EXERCISE DETAILS - Pick out every line that holds the string "this" and copy it.

═══ THE DATA

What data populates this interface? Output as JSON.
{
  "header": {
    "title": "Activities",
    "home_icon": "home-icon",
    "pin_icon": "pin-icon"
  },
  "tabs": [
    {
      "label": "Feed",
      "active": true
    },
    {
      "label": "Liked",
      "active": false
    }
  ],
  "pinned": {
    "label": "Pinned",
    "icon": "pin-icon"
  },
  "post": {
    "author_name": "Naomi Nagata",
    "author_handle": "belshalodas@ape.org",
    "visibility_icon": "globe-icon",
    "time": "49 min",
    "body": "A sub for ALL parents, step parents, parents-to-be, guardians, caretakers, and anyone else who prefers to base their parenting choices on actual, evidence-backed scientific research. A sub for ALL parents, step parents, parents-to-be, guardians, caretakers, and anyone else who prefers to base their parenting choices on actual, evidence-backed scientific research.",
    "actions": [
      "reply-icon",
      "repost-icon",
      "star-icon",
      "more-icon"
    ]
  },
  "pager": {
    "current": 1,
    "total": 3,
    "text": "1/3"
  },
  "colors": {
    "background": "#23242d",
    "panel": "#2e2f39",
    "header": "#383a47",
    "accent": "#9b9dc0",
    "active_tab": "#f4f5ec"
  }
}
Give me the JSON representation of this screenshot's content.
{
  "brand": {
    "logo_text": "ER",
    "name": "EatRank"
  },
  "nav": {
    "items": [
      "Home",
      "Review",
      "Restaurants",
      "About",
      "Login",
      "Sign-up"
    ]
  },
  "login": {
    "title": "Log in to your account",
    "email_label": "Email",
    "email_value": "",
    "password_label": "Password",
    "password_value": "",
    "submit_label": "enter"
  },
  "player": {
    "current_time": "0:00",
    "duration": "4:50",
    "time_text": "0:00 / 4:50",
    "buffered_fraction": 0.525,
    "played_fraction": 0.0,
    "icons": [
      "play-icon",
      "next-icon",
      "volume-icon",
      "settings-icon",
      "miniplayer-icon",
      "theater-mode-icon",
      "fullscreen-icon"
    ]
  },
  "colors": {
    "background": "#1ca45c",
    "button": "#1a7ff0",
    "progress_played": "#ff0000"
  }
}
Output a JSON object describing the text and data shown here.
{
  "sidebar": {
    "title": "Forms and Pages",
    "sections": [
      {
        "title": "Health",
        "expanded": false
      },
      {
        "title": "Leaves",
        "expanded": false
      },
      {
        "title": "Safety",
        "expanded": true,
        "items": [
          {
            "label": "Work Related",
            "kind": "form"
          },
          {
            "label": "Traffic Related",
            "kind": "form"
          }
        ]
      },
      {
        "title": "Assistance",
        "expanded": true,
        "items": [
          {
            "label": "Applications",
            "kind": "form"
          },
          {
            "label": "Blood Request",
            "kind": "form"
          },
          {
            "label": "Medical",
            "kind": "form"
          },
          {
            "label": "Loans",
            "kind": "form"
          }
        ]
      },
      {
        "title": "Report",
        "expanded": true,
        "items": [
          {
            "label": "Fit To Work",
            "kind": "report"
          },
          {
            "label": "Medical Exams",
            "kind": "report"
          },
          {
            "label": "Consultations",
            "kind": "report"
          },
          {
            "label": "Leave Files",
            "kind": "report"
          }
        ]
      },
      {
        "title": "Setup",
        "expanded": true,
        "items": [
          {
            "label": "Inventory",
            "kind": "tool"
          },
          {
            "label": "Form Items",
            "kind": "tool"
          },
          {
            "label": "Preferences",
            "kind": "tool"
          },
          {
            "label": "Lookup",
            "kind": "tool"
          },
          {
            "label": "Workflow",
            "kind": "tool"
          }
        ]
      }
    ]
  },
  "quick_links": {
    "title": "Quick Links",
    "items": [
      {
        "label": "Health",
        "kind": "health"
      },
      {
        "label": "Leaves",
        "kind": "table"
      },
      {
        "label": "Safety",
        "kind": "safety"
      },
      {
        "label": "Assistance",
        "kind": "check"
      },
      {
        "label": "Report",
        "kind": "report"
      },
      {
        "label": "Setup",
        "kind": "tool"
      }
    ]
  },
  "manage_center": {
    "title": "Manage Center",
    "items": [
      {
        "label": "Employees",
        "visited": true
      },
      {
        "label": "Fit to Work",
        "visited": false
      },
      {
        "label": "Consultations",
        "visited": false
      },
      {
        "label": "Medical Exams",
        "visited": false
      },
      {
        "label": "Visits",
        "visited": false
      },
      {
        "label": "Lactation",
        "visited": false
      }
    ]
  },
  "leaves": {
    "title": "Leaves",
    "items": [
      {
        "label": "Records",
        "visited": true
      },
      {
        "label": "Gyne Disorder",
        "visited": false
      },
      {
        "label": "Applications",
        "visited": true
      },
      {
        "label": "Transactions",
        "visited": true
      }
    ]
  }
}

══════

ANSWER TO THE EXERCISE -
What data populates this interface? Output as JSON.
Give me the JSON representation of this screenshot's content.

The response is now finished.